[THE EXERCISE] Would you copy out the whole listing exactly as given?
-- BEGIN EXERCISE MATERIALS --
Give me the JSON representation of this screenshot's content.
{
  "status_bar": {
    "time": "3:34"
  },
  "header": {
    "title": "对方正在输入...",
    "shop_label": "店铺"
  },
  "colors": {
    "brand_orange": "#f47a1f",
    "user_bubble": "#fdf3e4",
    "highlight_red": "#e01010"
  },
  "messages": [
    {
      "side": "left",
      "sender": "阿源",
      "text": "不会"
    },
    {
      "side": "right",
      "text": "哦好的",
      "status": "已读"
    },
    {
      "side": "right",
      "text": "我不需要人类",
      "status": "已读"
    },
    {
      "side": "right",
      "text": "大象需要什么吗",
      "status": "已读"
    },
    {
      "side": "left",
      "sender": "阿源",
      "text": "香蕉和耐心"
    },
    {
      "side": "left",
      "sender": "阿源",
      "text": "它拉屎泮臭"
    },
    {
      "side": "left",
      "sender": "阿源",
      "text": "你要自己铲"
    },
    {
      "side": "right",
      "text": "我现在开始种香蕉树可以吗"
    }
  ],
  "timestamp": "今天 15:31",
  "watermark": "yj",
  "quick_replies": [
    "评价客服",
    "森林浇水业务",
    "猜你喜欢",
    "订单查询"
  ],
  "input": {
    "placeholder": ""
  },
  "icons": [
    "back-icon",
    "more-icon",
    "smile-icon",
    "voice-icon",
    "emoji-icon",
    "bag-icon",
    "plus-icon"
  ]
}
-- END EXERCISE MATERIALS --
[ANSWER TO THE EXERCISE]
Give me the JSON representation of this screenshot's content.
{
  "status_bar": {
    "time": "3:34"
  },
  "header": {
    "title": "对方正在输入...",
    "shop_label": "店铺"
  },
  "colors": {
    "brand_orange": "#f47a1f",
    "user_bubble": "#fdf3e4",
    "highlight_red": "#e01010"
  },
  "messages": [
    {
      "side": "left",
      "sender": "阿源",
      "text": "不会"
    },
    {
      "side": "right",
      "text": "哦好的",
      "status": "已读"
    },
    {
      "side": "right",
      "text": "我不需要人类",
      "status": "已读"
    },
    {
      "side": "right",
      "text": "大象需要什么吗",
      "status": "已读"
    },
    {
      "side": "left",
      "sender": "阿源",
      "text": "香蕉和耐心"
    },
    {
      "side": "left",
      "sender": "阿源",
      "text": "它拉屎泮臭"
    },
    {
      "side": "left",
      "sender": "阿源",
      "text": "你要自己铲"
    },
    {
      "side": "right",
      "text": "我现在开始种香蕉树可以吗"
    }
  ],
  "timestamp": "今天 15:31",
  "watermark": "yj",
  "quick_replies": [
    "评价客服",
    "森林浇水业务",
    "猜你喜欢",
    "订单查询"
  ],
  "input": {
    "placeholder": ""
  },
  "icons": [
    "back-icon",
    "more-icon",
    "smile-icon",
    "voice-icon",
    "emoji-icon",
    "bag-icon",
    "plus-icon"
  ]
}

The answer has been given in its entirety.